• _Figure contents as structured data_
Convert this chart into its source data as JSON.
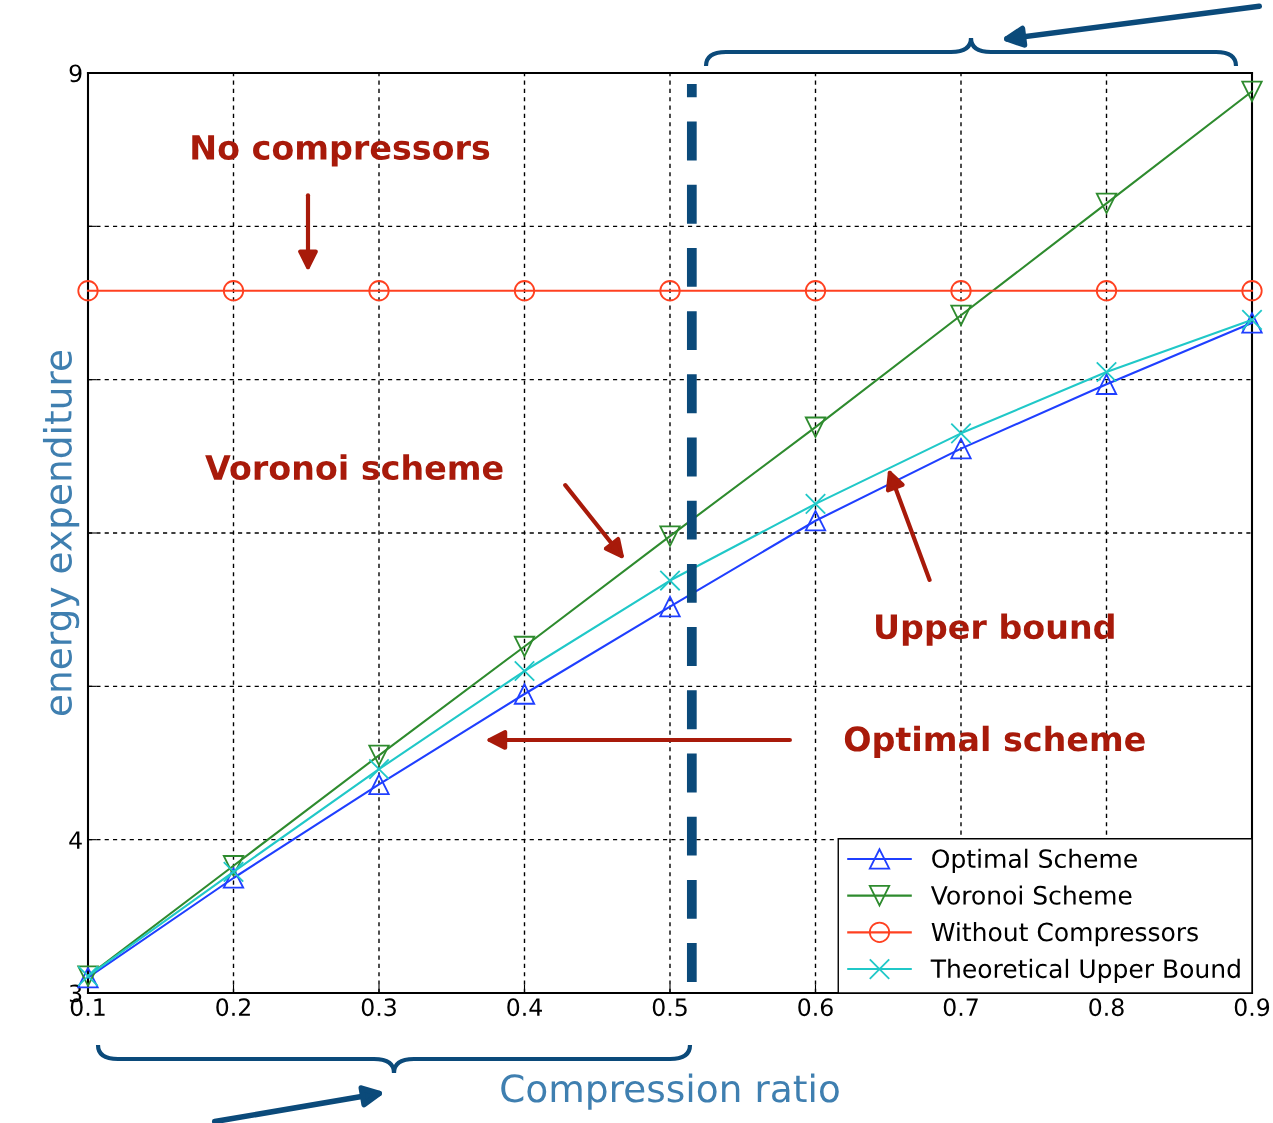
{
  "chart_data": {
    "type": "line",
    "xlabel": "Compression ratio",
    "ylabel": "energy expenditure",
    "x": [
      0.1,
      0.2,
      0.3,
      0.4,
      0.5,
      0.6,
      0.7,
      0.8,
      0.9
    ],
    "xlim": [
      0.1,
      0.9
    ],
    "xticks": [
      0.1,
      0.2,
      0.3,
      0.4,
      0.5,
      0.6,
      0.7,
      0.8,
      0.9
    ],
    "ylim": [
      3,
      9
    ],
    "yticks": [
      3,
      4,
      {
        "value": 5,
        "label": null
      },
      {
        "value": 6,
        "label": null
      },
      {
        "value": 7,
        "label": null
      },
      {
        "value": 8,
        "label": null
      },
      9
    ],
    "grid": true,
    "legend": "bottom right",
    "series": [
      {
        "name": "Optimal Scheme",
        "color": "#1f3fff",
        "marker": "triangle",
        "values": [
          3.1,
          3.75,
          4.36,
          4.95,
          5.52,
          6.08,
          6.55,
          6.97,
          7.37
        ]
      },
      {
        "name": "Voronoi Scheme",
        "color": "#2e8b2e",
        "marker": "triangle_down",
        "values": [
          3.11,
          3.83,
          4.55,
          5.26,
          5.98,
          6.69,
          7.42,
          8.15,
          8.88
        ]
      },
      {
        "name": "Without Compressors",
        "color": "#ff4020",
        "marker": "circle",
        "values": [
          7.58,
          7.58,
          7.58,
          7.58,
          7.58,
          7.58,
          7.58,
          7.58,
          7.58
        ]
      },
      {
        "name": "Theoretical Upper Bound",
        "color": "#20c8c8",
        "marker": "cross",
        "values": [
          3.11,
          3.79,
          4.46,
          5.1,
          5.69,
          6.19,
          6.65,
          7.05,
          7.39
        ]
      }
    ],
    "ref_lines": [
      {
        "axis": "x",
        "value": 0.515,
        "color": "#0b4a7a",
        "line_style": "dashed"
      }
    ],
    "annotations": [
      "No compressors",
      "Voronoi scheme",
      {
        "text": "Upper bound",
        "x": 0.65,
        "y": 6.42
      },
      "Optimal scheme"
    ]
  }
}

• _SET TASK_
Collect each line above holding the string "Optimal".

• _ANSWER FOR THE TASK_
        "name": "Optimal Scheme",
      "Optimal scheme"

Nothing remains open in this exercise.